■ **Directions for this task**: Find the word "where" in the material below and gather every line that contains it.

(Saved entries)

○ ○ ○ ○ ○

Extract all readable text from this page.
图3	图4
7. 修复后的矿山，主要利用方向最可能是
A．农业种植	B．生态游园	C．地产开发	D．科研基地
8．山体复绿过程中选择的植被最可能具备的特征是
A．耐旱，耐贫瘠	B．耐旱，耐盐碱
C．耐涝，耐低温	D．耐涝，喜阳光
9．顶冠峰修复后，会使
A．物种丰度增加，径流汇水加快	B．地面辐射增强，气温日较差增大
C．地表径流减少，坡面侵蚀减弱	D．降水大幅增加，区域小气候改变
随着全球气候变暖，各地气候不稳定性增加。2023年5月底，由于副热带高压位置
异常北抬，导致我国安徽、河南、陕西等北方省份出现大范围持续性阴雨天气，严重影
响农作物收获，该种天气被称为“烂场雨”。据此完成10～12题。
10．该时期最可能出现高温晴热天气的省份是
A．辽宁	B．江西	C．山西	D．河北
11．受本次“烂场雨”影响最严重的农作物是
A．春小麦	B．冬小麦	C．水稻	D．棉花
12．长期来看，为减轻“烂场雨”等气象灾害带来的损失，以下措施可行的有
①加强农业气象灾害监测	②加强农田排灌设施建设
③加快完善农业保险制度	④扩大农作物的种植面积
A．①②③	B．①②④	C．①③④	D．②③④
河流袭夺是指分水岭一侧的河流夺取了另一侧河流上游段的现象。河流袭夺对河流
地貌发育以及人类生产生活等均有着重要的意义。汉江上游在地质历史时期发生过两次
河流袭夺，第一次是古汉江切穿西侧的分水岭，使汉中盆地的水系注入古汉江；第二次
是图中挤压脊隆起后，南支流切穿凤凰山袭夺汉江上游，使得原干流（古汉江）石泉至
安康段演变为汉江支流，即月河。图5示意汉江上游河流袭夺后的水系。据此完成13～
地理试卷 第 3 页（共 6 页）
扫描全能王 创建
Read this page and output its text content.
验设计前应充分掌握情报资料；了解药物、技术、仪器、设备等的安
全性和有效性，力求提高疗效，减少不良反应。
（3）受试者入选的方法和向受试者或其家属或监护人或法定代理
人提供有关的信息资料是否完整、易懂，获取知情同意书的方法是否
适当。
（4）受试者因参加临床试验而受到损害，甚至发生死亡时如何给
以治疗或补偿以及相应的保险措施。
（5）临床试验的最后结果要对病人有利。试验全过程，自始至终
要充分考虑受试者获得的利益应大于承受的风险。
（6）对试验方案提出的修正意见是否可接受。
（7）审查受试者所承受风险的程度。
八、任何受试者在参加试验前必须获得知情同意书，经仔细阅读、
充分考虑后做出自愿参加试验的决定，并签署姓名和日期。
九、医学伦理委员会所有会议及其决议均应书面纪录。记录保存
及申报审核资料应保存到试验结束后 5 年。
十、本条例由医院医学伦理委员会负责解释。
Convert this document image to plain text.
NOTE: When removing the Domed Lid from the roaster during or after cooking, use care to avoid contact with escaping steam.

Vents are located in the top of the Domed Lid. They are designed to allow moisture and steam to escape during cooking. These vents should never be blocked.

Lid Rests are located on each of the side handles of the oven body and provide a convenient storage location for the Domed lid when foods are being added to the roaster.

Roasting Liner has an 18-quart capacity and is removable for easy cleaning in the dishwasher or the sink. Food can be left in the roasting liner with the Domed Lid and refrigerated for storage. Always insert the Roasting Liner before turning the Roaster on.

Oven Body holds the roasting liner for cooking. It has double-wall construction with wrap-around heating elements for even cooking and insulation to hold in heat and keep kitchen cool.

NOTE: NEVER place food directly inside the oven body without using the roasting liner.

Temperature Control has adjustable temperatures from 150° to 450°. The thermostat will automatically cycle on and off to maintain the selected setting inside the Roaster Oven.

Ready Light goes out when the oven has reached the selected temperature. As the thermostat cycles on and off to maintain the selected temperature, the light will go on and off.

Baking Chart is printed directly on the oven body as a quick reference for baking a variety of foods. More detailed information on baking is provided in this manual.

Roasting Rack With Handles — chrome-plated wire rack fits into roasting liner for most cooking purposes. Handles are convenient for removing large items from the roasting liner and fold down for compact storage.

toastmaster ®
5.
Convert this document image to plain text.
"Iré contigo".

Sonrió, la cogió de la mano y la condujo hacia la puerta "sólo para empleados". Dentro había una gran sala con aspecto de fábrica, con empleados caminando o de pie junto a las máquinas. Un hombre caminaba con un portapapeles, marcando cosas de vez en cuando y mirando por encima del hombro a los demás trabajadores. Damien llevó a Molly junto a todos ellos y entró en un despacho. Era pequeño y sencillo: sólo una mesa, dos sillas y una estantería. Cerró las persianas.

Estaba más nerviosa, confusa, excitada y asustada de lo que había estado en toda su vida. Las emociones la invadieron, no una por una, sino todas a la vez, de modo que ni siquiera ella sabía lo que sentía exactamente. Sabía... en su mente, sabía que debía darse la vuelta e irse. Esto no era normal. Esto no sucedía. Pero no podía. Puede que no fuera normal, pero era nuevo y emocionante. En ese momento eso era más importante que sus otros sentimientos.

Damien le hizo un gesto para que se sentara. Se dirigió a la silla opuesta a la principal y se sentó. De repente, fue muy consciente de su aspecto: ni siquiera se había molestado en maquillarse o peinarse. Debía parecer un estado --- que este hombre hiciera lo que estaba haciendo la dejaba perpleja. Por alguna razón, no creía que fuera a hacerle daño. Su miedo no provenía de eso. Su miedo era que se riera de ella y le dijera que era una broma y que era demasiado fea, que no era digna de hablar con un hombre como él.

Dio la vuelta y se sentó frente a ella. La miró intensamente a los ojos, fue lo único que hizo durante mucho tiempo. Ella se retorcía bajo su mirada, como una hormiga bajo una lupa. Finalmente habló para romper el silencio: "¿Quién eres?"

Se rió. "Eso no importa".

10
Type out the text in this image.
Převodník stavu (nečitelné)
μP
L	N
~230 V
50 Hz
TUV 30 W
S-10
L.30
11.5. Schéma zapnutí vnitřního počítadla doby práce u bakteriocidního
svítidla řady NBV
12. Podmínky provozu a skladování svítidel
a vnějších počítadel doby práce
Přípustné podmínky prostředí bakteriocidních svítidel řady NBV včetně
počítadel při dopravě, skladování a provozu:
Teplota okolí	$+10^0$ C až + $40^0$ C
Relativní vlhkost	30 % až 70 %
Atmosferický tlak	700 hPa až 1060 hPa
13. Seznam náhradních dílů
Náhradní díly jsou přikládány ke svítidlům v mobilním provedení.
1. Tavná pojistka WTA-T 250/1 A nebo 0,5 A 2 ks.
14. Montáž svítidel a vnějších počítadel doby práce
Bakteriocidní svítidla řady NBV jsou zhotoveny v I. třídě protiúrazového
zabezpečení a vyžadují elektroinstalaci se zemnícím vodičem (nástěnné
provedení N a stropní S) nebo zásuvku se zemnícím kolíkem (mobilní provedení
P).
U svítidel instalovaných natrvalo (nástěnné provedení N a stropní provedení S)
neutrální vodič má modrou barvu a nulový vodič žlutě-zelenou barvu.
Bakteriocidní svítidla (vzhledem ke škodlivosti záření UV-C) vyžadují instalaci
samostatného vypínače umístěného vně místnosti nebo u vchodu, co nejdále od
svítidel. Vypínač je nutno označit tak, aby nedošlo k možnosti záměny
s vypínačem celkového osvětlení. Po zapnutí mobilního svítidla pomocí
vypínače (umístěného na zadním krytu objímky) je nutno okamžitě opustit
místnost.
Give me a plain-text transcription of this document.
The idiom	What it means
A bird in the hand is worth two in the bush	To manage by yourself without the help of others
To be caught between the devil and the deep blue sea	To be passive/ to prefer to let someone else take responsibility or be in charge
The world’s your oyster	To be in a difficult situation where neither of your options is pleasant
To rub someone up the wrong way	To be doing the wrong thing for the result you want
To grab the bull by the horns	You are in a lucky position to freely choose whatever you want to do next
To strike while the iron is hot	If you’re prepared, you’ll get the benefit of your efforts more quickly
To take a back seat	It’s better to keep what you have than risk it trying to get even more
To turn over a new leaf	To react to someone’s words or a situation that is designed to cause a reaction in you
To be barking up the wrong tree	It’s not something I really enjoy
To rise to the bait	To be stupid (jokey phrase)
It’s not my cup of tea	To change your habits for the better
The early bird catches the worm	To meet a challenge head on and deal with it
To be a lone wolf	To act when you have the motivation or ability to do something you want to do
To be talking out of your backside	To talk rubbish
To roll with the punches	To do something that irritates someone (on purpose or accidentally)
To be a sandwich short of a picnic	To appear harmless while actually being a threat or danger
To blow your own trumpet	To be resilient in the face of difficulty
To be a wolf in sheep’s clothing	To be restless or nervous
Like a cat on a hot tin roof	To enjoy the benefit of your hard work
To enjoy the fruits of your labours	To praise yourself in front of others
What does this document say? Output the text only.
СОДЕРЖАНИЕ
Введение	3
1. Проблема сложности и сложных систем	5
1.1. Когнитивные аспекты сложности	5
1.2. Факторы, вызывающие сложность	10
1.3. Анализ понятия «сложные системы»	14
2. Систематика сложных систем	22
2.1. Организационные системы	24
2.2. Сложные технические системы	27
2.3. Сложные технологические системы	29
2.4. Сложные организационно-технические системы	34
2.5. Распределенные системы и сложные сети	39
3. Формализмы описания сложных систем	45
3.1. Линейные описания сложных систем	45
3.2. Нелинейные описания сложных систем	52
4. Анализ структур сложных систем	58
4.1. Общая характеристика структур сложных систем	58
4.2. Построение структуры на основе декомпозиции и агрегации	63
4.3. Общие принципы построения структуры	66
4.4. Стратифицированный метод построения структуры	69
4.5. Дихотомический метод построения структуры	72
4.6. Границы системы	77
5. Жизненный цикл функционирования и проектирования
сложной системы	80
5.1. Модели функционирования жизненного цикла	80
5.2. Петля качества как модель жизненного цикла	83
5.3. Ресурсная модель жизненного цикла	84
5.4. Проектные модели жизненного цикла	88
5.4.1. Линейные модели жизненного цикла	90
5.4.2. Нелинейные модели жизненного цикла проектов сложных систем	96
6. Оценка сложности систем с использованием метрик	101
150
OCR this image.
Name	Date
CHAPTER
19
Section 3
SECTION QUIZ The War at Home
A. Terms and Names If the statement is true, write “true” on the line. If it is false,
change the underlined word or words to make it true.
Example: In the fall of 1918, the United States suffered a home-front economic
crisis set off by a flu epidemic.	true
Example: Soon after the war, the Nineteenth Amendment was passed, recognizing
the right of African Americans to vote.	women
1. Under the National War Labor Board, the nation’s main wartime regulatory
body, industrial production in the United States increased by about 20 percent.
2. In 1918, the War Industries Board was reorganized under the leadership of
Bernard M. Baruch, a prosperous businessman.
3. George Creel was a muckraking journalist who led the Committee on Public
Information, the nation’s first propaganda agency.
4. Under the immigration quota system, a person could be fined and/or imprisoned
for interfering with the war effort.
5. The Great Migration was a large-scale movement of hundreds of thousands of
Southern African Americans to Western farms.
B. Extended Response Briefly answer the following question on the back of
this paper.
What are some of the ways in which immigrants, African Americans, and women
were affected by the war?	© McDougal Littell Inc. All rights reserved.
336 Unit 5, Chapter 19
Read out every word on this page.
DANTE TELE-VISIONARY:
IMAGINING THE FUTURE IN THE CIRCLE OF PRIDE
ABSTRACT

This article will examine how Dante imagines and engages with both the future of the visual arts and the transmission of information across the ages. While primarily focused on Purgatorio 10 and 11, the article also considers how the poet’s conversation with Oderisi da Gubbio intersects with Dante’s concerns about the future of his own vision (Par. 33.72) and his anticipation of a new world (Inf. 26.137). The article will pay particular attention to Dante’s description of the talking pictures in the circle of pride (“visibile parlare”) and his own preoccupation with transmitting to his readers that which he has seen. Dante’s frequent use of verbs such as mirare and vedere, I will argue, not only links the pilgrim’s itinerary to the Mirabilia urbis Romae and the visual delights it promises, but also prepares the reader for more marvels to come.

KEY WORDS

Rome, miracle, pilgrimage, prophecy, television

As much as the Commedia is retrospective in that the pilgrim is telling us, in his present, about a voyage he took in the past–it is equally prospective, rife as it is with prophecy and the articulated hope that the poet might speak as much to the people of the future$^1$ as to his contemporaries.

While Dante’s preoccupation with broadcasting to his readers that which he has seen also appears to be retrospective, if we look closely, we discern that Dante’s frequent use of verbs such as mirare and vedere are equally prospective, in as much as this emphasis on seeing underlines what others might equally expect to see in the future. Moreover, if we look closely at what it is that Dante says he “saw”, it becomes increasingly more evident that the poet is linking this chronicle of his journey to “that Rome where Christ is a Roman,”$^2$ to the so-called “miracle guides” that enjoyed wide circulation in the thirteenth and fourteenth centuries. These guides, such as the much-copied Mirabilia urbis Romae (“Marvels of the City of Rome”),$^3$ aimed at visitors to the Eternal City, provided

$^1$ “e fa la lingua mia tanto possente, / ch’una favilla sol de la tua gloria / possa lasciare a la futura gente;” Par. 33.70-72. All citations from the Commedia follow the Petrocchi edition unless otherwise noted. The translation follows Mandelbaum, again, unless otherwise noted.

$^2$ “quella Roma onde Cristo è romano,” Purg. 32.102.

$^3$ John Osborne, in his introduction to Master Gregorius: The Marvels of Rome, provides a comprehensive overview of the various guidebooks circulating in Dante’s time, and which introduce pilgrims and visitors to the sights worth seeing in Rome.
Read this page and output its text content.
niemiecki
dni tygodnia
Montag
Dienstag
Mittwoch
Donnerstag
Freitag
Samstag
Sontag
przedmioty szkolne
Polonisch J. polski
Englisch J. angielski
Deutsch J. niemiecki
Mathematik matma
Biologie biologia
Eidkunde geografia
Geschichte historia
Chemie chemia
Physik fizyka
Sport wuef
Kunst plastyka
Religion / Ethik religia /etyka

○ ○ ○ ○ ○

■ **Response**:
The world’s your oyster	To be in a difficult situation where neither of your options is pleasant
While Dante’s preoccupation with broadcasting to his readers that which he has seen also appears to be retrospective, if we look closely, we discern that Dante’s frequent use of verbs such as mirare and vedere are equally prospective, in as much as this emphasis on seeing underlines what others might equally expect to see in the future. Moreover, if we look closely at what it is that Dante says he “saw”, it becomes increasingly more evident that the poet is linking this chronicle of his journey to “that Rome where Christ is a Roman,”$^2$ to the so-called “miracle guides” that enjoyed wide circulation in the thirteenth and fourteenth centuries. These guides, such as the much-copied Mirabilia urbis Romae (“Marvels of the City of Rome”),$^3$ aimed at visitors to the Eternal City, provided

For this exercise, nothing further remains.